# [PASSAGE SHOWN]
Hole in Maitland’s murder case big as a gateway, says attorney
ATTORNEY Christopher Townsend, who is defending embattled police constable Noel Maitland, on Tuesday rebuffed damning claims against his client made in statements by witnesses and described the prosecution’s case as weak and appearing to clutch at straws, especially as it relates to blood evidence.
During a bail hearing in the Supreme Court on Tuesday, the prosecution made strong appeals for Maitland not to be granted bail, citing possible interference with witnesses, among other concerns. The prosecution revealed a host of allegations against Maitland, who has been charged with murder in relation to his girlfriend Donna-lee Donaldson who went missing in July 2022 . He was also charged with preventing the lawful burial of a corpse.
Maitland will learn on October 13 whether he will receive bail.
“There is a major hole, certainly as large as a gateway in the Crown’s case as they attempt to prove the circumstances that would suggest and point to the guiltiness of Mr Maitland,” Townsend said.
According to the prosecution, Maitland used the services of a truck and received help from a man to remove a red couch from his Chelsea Manor Apartment in New Kingston on July 13. The truck took the couch to a car wash and upholstery cleaner on Lyndhurst Road in St Andrew.
When Maitland arrived at the car wash, he and two other men alighted from his motor vehicle and removed the couch from the truck, the prosecution said.
The Crown also told the court that a female attendant at the car wash said Maitland told her that the couch had to be washed because his cousin had suffered an injury to his hand and it bled out in a part of the settee. Upon examining the couch, the attendant said she observed bloodstains on the right side. After being instructed by Maitland not to pour bleach on it, the attendant sprayed it with degreaser and began washing it. She then said aloud that whoever the blood belonged to must have been killed in the couch.
According to the prosecution, the comment was made in close proximity to Maitland and his two companions, but neither of them responded. Maitland, the prosecution said, supplied the woman with three bottles of vinegar to pour on the settee to address the raw smell coming from it. The constable, said the statement, then took a spray gun and began to wash it himself. He and his companions then left.
The attendant described what she saw as “blood like rice grain”, and even after she washed it, she said it was covered with flies and was still raw.

# [Document layout detection data]
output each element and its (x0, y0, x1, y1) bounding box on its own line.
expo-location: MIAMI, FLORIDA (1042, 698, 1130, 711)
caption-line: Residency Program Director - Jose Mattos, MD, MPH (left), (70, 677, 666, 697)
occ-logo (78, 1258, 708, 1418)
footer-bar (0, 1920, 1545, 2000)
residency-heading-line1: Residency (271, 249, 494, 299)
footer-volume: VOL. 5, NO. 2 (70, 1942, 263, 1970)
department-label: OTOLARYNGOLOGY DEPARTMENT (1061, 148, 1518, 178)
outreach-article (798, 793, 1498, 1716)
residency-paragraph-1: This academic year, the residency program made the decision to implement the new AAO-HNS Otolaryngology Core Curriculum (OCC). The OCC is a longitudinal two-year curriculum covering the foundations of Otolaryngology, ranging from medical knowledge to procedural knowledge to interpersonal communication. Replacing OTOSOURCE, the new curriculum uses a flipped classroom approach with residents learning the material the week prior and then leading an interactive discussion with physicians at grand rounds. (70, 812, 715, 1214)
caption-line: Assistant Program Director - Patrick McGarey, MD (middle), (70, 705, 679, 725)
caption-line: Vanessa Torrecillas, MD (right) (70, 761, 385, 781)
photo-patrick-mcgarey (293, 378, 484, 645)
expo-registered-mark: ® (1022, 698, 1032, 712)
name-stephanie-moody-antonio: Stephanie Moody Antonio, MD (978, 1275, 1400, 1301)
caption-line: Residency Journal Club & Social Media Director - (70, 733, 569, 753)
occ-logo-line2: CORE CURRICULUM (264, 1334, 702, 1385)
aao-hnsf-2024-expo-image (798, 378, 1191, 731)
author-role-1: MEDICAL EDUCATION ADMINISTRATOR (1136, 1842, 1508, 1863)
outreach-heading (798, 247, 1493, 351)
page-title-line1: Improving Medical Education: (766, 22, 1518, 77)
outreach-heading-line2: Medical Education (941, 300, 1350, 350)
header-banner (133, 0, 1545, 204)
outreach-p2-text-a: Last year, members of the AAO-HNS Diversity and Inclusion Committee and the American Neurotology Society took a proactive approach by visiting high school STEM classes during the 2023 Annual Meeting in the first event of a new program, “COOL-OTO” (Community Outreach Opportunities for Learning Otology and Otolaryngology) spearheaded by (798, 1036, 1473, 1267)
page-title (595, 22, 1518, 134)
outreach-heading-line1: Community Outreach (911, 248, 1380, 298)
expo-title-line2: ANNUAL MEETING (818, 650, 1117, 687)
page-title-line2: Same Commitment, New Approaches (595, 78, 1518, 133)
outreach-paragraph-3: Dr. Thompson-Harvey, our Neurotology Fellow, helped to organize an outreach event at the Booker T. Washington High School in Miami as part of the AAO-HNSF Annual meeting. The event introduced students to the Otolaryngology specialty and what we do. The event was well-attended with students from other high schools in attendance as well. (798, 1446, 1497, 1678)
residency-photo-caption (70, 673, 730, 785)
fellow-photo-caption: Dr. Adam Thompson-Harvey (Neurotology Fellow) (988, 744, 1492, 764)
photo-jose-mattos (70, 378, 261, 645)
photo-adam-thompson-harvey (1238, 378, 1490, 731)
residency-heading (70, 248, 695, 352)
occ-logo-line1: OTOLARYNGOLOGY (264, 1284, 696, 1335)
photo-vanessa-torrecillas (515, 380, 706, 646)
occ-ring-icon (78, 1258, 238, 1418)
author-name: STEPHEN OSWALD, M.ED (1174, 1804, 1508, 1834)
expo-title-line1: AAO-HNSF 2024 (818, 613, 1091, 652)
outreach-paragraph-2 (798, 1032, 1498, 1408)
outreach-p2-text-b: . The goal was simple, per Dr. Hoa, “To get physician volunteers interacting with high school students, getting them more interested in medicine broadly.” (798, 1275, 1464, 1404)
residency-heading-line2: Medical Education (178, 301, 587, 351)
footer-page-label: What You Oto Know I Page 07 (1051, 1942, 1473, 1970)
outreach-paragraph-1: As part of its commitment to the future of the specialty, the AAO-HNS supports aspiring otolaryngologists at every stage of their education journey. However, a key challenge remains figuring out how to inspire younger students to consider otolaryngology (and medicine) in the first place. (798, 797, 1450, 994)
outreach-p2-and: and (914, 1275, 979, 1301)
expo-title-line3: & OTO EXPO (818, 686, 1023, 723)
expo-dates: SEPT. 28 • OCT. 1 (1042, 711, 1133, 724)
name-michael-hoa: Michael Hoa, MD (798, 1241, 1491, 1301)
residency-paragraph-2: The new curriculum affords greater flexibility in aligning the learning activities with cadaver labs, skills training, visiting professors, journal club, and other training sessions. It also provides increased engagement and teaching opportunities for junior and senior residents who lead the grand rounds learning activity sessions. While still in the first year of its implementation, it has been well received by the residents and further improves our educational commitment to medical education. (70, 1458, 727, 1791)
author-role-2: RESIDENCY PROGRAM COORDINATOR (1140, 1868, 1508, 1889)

# [EXERCISES TO COMPLETE]
**1)** Using the article on the Maitland bail hearing, decide whether each statement below agrees with it. Answer yes or no for each, and quote the deciding words of the article. (a) Maitland will find out on October 13 whether he gets bail. (b) The car wash attendant poured bleach on the couch. (c) The couch was taken to a car wash on Lyndhurst Road in St Andrew.
**2)** Carry on the article on the Maitland bail hearing from its last sentence.

# [TASK-BY-TASK RESULTS]
**1)**
(a) Yes: "Maitland will learn on October 13 whether he will receive bail."
(b) No: "After being instructed by Maitland not to pour bleach on it, the attendant sprayed it with degreaser and began washing it."
(c) Yes: "The truck took the couch to a car wash and upholstery cleaner on Lyndhurst Road in St Andrew."

**2)**
The prosecution also told the court that a neighbour of Maitland, who has numerous cameras on his property, was visited by the constable who expressed concern that he may have been caught on the tapes. He requested that the files be deleted, but the neighbour refused and later told the authorities that he felt he was being pressured by Maitland.
The court learned that scientists from the Institute of Forensic Science and Legal Medicine went to Maitland’s apartment and analysis of biological evidence indicated that stains matched DNA from Donaldson’s toothbrush. Partial DNA profile taken from stains on red and black sneakers matched the DNA profile from the toothbrush.
Cell site evidence was also said to have placed both Maitland and Donaldson in the same location on July 12.
Townsend told the court that the requirement for determining bail is whether or not the accused will present himself for trial. The attorney rubbished the claim of the car wash attendant who said the substance on the couch was blood. He also challenged the credibility of the video footage captured by cameras from the neighbour’s house and a camera at the entrance of Chelsea Manor.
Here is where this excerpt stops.